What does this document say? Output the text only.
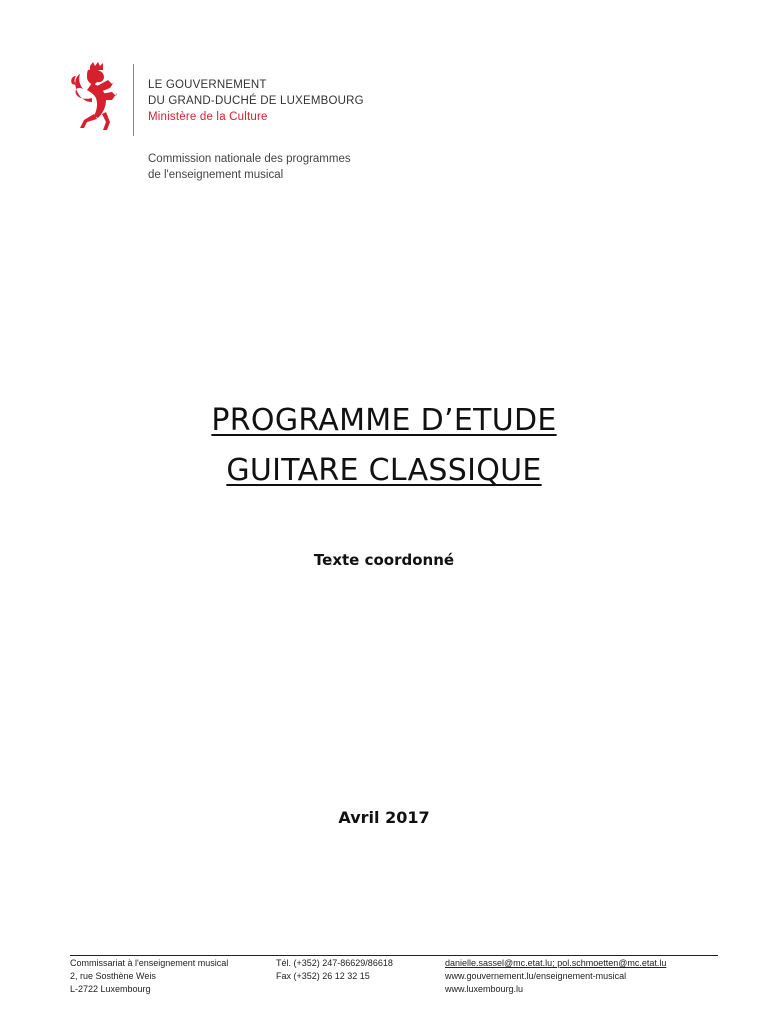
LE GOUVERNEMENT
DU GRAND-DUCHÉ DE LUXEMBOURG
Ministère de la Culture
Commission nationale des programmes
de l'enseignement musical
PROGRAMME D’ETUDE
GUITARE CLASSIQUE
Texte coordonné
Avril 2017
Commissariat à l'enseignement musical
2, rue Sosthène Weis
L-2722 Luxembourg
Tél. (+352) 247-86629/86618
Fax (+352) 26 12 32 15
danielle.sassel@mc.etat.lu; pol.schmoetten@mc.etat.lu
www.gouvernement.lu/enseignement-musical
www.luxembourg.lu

--

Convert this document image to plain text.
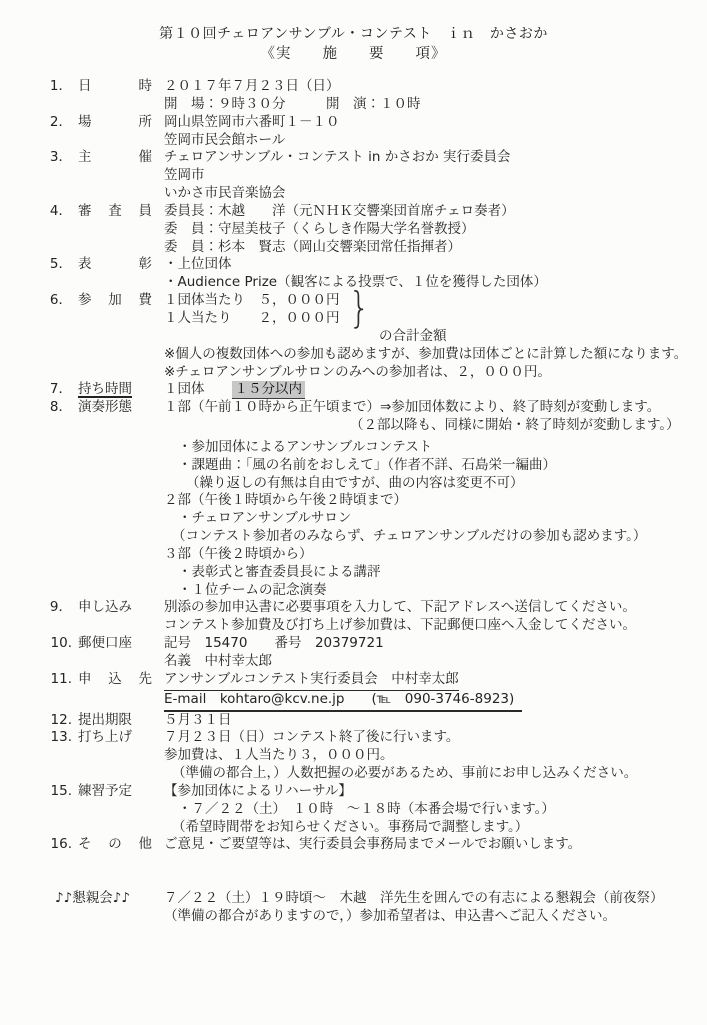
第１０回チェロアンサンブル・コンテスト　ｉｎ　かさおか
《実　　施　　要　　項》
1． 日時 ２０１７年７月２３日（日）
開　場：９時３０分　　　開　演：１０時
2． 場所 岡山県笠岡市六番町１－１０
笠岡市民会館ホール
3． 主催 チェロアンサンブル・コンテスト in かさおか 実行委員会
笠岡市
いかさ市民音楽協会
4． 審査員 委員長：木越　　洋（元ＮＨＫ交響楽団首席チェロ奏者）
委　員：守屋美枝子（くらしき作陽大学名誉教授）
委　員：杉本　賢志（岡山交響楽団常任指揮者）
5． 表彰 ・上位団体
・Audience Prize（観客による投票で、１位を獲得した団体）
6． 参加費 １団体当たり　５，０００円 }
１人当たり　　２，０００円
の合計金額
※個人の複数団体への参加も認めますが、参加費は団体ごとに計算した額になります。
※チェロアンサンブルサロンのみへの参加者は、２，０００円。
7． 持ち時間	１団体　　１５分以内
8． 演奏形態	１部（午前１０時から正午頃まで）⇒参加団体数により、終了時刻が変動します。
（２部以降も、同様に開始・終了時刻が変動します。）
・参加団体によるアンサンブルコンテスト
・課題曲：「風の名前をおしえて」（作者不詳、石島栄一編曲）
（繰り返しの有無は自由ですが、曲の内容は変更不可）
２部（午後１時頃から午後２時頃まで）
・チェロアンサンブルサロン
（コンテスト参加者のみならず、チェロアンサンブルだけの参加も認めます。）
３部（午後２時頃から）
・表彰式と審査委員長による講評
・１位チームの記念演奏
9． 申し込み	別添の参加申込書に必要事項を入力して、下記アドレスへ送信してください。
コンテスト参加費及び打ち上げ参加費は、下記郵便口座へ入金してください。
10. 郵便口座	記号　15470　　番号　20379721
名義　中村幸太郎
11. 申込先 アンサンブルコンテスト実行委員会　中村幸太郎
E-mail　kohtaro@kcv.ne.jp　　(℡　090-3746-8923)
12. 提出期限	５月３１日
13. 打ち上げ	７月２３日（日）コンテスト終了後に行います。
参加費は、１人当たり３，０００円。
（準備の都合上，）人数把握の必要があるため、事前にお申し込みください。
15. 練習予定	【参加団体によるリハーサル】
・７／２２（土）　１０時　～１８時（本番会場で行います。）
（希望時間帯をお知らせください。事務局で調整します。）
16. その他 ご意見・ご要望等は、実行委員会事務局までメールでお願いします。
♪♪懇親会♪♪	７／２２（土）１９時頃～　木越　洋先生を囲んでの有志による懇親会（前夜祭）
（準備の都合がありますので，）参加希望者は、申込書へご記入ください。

WORK TO DO:
Write out every line of the listing that holds the word "終了時刻が変動します".

SOLVED PROBLEM:
8． 演奏形態	１部（午前１０時から正午頃まで）⇒参加団体数により、終了時刻が変動します。
（２部以降も、同様に開始・終了時刻が変動します。）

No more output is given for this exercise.